Figure data in JSON:
□ □ □

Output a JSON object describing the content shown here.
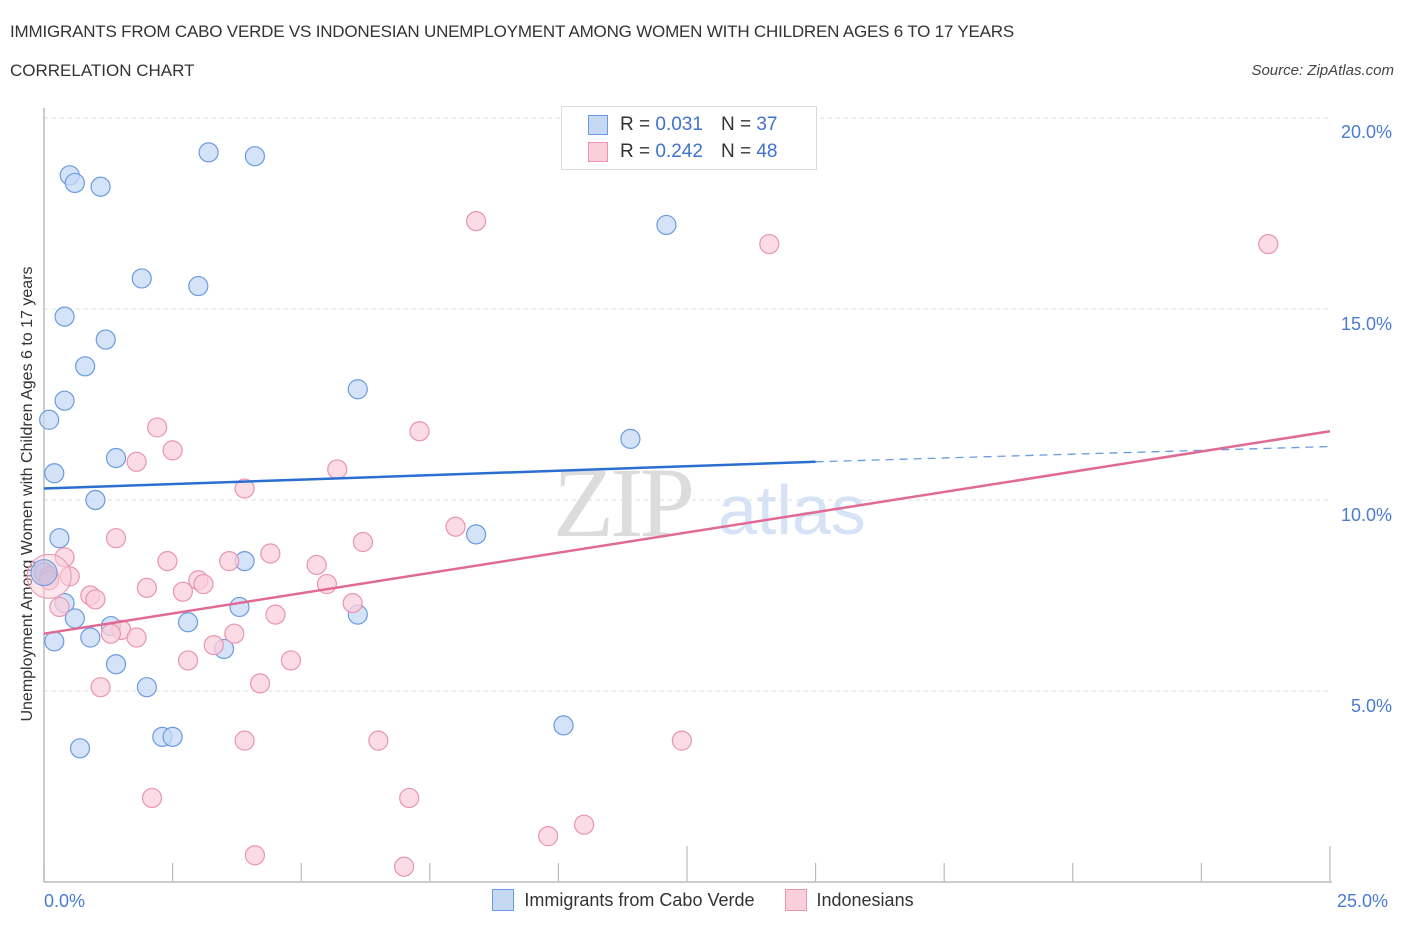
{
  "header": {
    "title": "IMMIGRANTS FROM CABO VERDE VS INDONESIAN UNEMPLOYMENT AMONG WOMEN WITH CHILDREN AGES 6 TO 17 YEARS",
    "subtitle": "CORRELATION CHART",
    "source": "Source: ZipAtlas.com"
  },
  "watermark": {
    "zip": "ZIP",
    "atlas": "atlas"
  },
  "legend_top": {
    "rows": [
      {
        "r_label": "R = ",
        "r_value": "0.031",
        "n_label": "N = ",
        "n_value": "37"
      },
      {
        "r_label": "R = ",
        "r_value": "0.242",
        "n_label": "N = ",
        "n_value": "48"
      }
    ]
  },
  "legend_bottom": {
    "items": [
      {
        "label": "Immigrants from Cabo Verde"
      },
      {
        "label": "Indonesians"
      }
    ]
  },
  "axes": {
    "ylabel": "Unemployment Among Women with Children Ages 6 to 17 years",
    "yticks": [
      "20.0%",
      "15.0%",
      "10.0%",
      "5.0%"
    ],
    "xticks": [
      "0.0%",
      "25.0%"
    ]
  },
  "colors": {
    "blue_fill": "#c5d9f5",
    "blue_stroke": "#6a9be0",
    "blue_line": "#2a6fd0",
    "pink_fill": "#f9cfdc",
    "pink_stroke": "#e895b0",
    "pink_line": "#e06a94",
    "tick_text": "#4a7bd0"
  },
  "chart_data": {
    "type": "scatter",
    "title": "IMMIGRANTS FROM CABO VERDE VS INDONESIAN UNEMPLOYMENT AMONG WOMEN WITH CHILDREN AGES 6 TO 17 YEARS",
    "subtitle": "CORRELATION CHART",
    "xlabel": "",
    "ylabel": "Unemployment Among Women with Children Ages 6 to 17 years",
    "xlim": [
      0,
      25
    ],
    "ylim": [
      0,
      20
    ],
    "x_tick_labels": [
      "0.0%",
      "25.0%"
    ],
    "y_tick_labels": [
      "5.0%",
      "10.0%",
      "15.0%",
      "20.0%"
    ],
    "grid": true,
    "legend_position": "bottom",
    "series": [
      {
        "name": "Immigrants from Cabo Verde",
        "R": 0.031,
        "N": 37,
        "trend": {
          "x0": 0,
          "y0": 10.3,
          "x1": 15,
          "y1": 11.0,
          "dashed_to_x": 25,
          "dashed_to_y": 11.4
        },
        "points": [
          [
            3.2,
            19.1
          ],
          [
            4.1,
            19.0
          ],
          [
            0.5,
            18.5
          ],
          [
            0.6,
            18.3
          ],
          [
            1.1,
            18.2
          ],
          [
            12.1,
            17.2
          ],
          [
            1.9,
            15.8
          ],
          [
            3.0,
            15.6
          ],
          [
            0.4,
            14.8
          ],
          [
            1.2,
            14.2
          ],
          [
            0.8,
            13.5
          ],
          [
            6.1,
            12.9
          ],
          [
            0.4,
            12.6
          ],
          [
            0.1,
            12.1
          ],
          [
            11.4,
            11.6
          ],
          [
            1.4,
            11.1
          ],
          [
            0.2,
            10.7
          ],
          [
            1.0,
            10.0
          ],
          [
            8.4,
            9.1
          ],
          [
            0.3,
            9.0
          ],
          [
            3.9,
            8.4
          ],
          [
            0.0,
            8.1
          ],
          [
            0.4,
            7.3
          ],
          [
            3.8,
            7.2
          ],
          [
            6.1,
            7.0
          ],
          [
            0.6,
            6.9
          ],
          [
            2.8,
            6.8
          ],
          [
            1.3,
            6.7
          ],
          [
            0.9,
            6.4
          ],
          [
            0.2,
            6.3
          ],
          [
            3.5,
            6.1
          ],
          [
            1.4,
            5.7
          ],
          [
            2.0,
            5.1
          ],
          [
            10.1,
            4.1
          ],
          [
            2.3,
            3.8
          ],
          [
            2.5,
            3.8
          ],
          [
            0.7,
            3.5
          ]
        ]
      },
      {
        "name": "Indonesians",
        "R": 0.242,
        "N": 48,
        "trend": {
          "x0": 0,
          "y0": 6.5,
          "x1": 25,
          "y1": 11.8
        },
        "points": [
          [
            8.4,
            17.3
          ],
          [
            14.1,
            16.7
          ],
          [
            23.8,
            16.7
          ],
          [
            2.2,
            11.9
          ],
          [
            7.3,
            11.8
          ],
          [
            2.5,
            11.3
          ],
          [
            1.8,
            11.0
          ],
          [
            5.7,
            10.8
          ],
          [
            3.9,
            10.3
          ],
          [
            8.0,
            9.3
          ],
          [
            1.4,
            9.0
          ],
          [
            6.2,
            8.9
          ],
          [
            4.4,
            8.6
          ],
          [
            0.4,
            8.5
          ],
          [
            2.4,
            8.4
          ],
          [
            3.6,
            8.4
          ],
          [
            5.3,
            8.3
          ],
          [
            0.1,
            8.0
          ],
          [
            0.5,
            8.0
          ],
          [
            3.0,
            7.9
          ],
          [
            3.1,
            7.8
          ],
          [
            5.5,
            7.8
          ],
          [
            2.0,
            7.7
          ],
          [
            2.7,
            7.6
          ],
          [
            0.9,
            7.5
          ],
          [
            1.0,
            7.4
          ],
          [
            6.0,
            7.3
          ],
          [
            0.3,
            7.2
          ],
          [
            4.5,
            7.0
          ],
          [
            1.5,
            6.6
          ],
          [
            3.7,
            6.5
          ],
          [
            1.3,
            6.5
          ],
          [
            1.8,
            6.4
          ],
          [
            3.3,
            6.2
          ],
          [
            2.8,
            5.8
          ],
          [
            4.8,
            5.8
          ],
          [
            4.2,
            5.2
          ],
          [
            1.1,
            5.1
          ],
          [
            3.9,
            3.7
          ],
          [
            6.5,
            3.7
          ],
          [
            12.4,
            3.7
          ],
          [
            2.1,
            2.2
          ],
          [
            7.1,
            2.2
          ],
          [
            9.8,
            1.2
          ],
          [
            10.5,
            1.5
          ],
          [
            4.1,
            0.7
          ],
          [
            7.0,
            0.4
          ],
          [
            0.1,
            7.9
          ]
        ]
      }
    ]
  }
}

□ □ □

Written exercise >>
Leave out the pictures and give the rest of the records again exactly.

Response for this exercise >>
Output a JSON object describing the content shown here.
{
  "header": {
    "title": "IMMIGRANTS FROM CABO VERDE VS INDONESIAN UNEMPLOYMENT AMONG WOMEN WITH CHILDREN AGES 6 TO 17 YEARS",
    "subtitle": "CORRELATION CHART",
    "source": "Source: ZipAtlas.com"
  },
  "watermark": {
    "zip": "ZIP",
    "atlas": "atlas"
  },
  "legend_top": {
    "rows": [
      {
        "r_label": "R = ",
        "r_value": "0.031",
        "n_label": "N = ",
        "n_value": "37"
      },
      {
        "r_label": "R = ",
        "r_value": "0.242",
        "n_label": "N = ",
        "n_value": "48"
      }
    ]
  },
  "legend_bottom": {
    "items": [
      {
        "label": "Immigrants from Cabo Verde"
      },
      {
        "label": "Indonesians"
      }
    ]
  },
  "axes": {
    "ylabel": "Unemployment Among Women with Children Ages 6 to 17 years",
    "yticks": [
      "20.0%",
      "15.0%",
      "10.0%",
      "5.0%"
    ],
    "xticks": [
      "0.0%",
      "25.0%"
    ]
  },
  "colors": {
    "blue_fill": "#c5d9f5",
    "blue_stroke": "#6a9be0",
    "blue_line": "#2a6fd0",
    "pink_fill": "#f9cfdc",
    "pink_stroke": "#e895b0",
    "pink_line": "#e06a94",
    "tick_text": "#4a7bd0"
  },
  "chart_data": {
    "type": "scatter",
    "title": "IMMIGRANTS FROM CABO VERDE VS INDONESIAN UNEMPLOYMENT AMONG WOMEN WITH CHILDREN AGES 6 TO 17 YEARS",
    "subtitle": "CORRELATION CHART",
    "xlabel": "",
    "ylabel": "Unemployment Among Women with Children Ages 6 to 17 years",
    "xlim": [
      0,
      25
    ],
    "ylim": [
      0,
      20
    ],
    "x_tick_labels": [
      "0.0%",
      "25.0%"
    ],
    "y_tick_labels": [
      "5.0%",
      "10.0%",
      "15.0%",
      "20.0%"
    ],
    "grid": true,
    "legend_position": "bottom",
    "series": [
      {
        "name": "Immigrants from Cabo Verde",
        "R": 0.031,
        "N": 37,
        "trend": {
          "x0": 0,
          "y0": 10.3,
          "x1": 15,
          "y1": 11.0,
          "dashed_to_x": 25,
          "dashed_to_y": 11.4
        },
        "points": [
          [
            3.2,
            19.1
          ],
          [
            4.1,
            19.0
          ],
          [
            0.5,
            18.5
          ],
          [
            0.6,
            18.3
          ],
          [
            1.1,
            18.2
          ],
          [
            12.1,
            17.2
          ],
          [
            1.9,
            15.8
          ],
          [
            3.0,
            15.6
          ],
          [
            0.4,
            14.8
          ],
          [
            1.2,
            14.2
          ],
          [
            0.8,
            13.5
          ],
          [
            6.1,
            12.9
          ],
          [
            0.4,
            12.6
          ],
          [
            0.1,
            12.1
          ],
          [
            11.4,
            11.6
          ],
          [
            1.4,
            11.1
          ],
          [
            0.2,
            10.7
          ],
          [
            1.0,
            10.0
          ],
          [
            8.4,
            9.1
          ],
          [
            0.3,
            9.0
          ],
          [
            3.9,
            8.4
          ],
          [
            0.0,
            8.1
          ],
          [
            0.4,
            7.3
          ],
          [
            3.8,
            7.2
          ],
          [
            6.1,
            7.0
          ],
          [
            0.6,
            6.9
          ],
          [
            2.8,
            6.8
          ],
          [
            1.3,
            6.7
          ],
          [
            0.9,
            6.4
          ],
          [
            0.2,
            6.3
          ],
          [
            3.5,
            6.1
          ],
          [
            1.4,
            5.7
          ],
          [
            2.0,
            5.1
          ],
          [
            10.1,
            4.1
          ],
          [
            2.3,
            3.8
          ],
          [
            2.5,
            3.8
          ],
          [
            0.7,
            3.5
          ]
        ]
      },
      {
        "name": "Indonesians",
        "R": 0.242,
        "N": 48,
        "trend": {
          "x0": 0,
          "y0": 6.5,
          "x1": 25,
          "y1": 11.8
        },
        "points": [
          [
            8.4,
            17.3
          ],
          [
            14.1,
            16.7
          ],
          [
            23.8,
            16.7
          ],
          [
            2.2,
            11.9
          ],
          [
            7.3,
            11.8
          ],
          [
            2.5,
            11.3
          ],
          [
            1.8,
            11.0
          ],
          [
            5.7,
            10.8
          ],
          [
            3.9,
            10.3
          ],
          [
            8.0,
            9.3
          ],
          [
            1.4,
            9.0
          ],
          [
            6.2,
            8.9
          ],
          [
            4.4,
            8.6
          ],
          [
            0.4,
            8.5
          ],
          [
            2.4,
            8.4
          ],
          [
            3.6,
            8.4
          ],
          [
            5.3,
            8.3
          ],
          [
            0.1,
            8.0
          ],
          [
            0.5,
            8.0
          ],
          [
            3.0,
            7.9
          ],
          [
            3.1,
            7.8
          ],
          [
            5.5,
            7.8
          ],
          [
            2.0,
            7.7
          ],
          [
            2.7,
            7.6
          ],
          [
            0.9,
            7.5
          ],
          [
            1.0,
            7.4
          ],
          [
            6.0,
            7.3
          ],
          [
            0.3,
            7.2
          ],
          [
            4.5,
            7.0
          ],
          [
            1.5,
            6.6
          ],
          [
            3.7,
            6.5
          ],
          [
            1.3,
            6.5
          ],
          [
            1.8,
            6.4
          ],
          [
            3.3,
            6.2
          ],
          [
            2.8,
            5.8
          ],
          [
            4.8,
            5.8
          ],
          [
            4.2,
            5.2
          ],
          [
            1.1,
            5.1
          ],
          [
            3.9,
            3.7
          ],
          [
            6.5,
            3.7
          ],
          [
            12.4,
            3.7
          ],
          [
            2.1,
            2.2
          ],
          [
            7.1,
            2.2
          ],
          [
            9.8,
            1.2
          ],
          [
            10.5,
            1.5
          ],
          [
            4.1,
            0.7
          ],
          [
            7.0,
            0.4
          ],
          [
            0.1,
            7.9
          ]
        ]
      }
    ]
  }
}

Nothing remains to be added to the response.